◆ GIVEN PROBLEM ◆
Exact repetition of every entry is required.

[Stored data]
::::
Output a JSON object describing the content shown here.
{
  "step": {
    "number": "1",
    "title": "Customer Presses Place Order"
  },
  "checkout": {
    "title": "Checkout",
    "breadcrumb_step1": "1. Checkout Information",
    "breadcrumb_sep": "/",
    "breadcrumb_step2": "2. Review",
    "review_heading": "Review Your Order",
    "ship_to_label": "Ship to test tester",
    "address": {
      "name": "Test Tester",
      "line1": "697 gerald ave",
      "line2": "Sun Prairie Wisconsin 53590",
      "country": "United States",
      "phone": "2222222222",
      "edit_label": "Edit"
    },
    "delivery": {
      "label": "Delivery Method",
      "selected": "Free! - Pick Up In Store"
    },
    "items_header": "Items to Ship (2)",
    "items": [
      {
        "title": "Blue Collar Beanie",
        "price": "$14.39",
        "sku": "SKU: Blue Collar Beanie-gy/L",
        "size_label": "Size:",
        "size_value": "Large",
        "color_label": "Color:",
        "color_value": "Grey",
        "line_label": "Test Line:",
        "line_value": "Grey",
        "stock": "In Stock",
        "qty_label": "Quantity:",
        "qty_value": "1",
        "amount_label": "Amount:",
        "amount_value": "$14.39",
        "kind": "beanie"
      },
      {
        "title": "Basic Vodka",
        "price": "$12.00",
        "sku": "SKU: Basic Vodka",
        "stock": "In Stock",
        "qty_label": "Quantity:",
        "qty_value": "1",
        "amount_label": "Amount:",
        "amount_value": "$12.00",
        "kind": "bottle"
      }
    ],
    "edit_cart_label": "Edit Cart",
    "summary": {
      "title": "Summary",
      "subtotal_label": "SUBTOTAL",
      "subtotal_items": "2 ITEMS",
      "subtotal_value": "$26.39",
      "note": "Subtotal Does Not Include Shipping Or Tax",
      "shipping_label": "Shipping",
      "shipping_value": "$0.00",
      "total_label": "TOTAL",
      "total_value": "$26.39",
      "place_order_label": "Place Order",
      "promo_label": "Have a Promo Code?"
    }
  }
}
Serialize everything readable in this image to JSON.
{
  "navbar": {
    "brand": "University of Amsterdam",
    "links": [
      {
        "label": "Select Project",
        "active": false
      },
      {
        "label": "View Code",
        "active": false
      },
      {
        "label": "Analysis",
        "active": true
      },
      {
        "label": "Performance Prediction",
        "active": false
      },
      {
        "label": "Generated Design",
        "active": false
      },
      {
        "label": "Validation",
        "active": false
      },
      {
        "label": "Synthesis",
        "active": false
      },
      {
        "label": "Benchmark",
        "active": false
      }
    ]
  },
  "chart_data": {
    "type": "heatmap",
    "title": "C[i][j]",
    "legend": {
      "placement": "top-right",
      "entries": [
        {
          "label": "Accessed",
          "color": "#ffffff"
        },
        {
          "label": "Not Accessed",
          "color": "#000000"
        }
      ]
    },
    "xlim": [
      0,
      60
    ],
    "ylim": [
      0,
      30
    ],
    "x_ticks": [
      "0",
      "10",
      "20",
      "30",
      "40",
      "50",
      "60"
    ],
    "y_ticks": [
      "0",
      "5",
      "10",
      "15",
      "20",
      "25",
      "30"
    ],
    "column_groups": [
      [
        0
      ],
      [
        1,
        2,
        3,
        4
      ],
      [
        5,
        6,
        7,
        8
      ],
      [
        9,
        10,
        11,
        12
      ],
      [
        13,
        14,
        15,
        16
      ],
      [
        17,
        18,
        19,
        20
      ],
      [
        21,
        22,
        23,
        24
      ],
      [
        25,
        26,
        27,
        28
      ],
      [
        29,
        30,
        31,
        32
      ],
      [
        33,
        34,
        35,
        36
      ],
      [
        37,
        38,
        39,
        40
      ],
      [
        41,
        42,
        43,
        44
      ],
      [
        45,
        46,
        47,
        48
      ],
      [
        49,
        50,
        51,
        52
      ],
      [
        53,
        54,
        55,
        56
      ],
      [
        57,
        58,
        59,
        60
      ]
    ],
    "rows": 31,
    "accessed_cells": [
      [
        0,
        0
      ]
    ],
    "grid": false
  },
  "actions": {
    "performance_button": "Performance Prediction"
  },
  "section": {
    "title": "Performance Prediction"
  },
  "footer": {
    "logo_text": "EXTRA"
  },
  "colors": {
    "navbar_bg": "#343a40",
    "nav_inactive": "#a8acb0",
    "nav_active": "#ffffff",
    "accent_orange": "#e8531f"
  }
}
::::
◆ REPLY ◆
Output a JSON object describing the content shown here.
{
  "step": {
    "number": "1",
    "title": "Customer Presses Place Order"
  },
  "checkout": {
    "title": "Checkout",
    "breadcrumb_step1": "1. Checkout Information",
    "breadcrumb_sep": "/",
    "breadcrumb_step2": "2. Review",
    "review_heading": "Review Your Order",
    "ship_to_label": "Ship to test tester",
    "address": {
      "name": "Test Tester",
      "line1": "697 gerald ave",
      "line2": "Sun Prairie Wisconsin 53590",
      "country": "United States",
      "phone": "2222222222",
      "edit_label": "Edit"
    },
    "delivery": {
      "label": "Delivery Method",
      "selected": "Free! - Pick Up In Store"
    },
    "items_header": "Items to Ship (2)",
    "items": [
      {
        "title": "Blue Collar Beanie",
        "price": "$14.39",
        "sku": "SKU: Blue Collar Beanie-gy/L",
        "size_label": "Size:",
        "size_value": "Large",
        "color_label": "Color:",
        "color_value": "Grey",
        "line_label": "Test Line:",
        "line_value": "Grey",
        "stock": "In Stock",
        "qty_label": "Quantity:",
        "qty_value": "1",
        "amount_label": "Amount:",
        "amount_value": "$14.39",
        "kind": "beanie"
      },
      {
        "title": "Basic Vodka",
        "price": "$12.00",
        "sku": "SKU: Basic Vodka",
        "stock": "In Stock",
        "qty_label": "Quantity:",
        "qty_value": "1",
        "amount_label": "Amount:",
        "amount_value": "$12.00",
        "kind": "bottle"
      }
    ],
    "edit_cart_label": "Edit Cart",
    "summary": {
      "title": "Summary",
      "subtotal_label": "SUBTOTAL",
      "subtotal_items": "2 ITEMS",
      "subtotal_value": "$26.39",
      "note": "Subtotal Does Not Include Shipping Or Tax",
      "shipping_label": "Shipping",
      "shipping_value": "$0.00",
      "total_label": "TOTAL",
      "total_value": "$26.39",
      "place_order_label": "Place Order",
      "promo_label": "Have a Promo Code?"
    }
  }
}
Serialize everything readable in this image to JSON.
{
  "navbar": {
    "brand": "University of Amsterdam",
    "links": [
      {
        "label": "Select Project",
        "active": false
      },
      {
        "label": "View Code",
        "active": false
      },
      {
        "label": "Analysis",
        "active": true
      },
      {
        "label": "Performance Prediction",
        "active": false
      },
      {
        "label": "Generated Design",
        "active": false
      },
      {
        "label": "Validation",
        "active": false
      },
      {
        "label": "Synthesis",
        "active": false
      },
      {
        "label": "Benchmark",
        "active": false
      }
    ]
  },
  "chart_data": {
    "type": "heatmap",
    "title": "C[i][j]",
    "legend": {
      "placement": "top-right",
      "entries": [
        {
          "label": "Accessed",
          "color": "#ffffff"
        },
        {
          "label": "Not Accessed",
          "color": "#000000"
        }
      ]
    },
    "xlim": [
      0,
      60
    ],
    "ylim": [
      0,
      30
    ],
    "x_ticks": [
      "0",
      "10",
      "20",
      "30",
      "40",
      "50",
      "60"
    ],
    "y_ticks": [
      "0",
      "5",
      "10",
      "15",
      "20",
      "25",
      "30"
    ],
    "column_groups": [
      [
        0
      ],
      [
        1,
        2,
        3,
        4
      ],
      [
        5,
        6,
        7,
        8
      ],
      [
        9,
        10,
        11,
        12
      ],
      [
        13,
        14,
        15,
        16
      ],
      [
        17,
        18,
        19,
        20
      ],
      [
        21,
        22,
        23,
        24
      ],
      [
        25,
        26,
        27,
        28
      ],
      [
        29,
        30,
        31,
        32
      ],
      [
        33,
        34,
        35,
        36
      ],
      [
        37,
        38,
        39,
        40
      ],
      [
        41,
        42,
        43,
        44
      ],
      [
        45,
        46,
        47,
        48
      ],
      [
        49,
        50,
        51,
        52
      ],
      [
        53,
        54,
        55,
        56
      ],
      [
        57,
        58,
        59,
        60
      ]
    ],
    "rows": 31,
    "accessed_cells": [
      [
        0,
        0
      ]
    ],
    "grid": false
  },
  "actions": {
    "performance_button": "Performance Prediction"
  },
  "section": {
    "title": "Performance Prediction"
  },
  "footer": {
    "logo_text": "EXTRA"
  },
  "colors": {
    "navbar_bg": "#343a40",
    "nav_inactive": "#a8acb0",
    "nav_active": "#ffffff",
    "accent_orange": "#e8531f"
  }
}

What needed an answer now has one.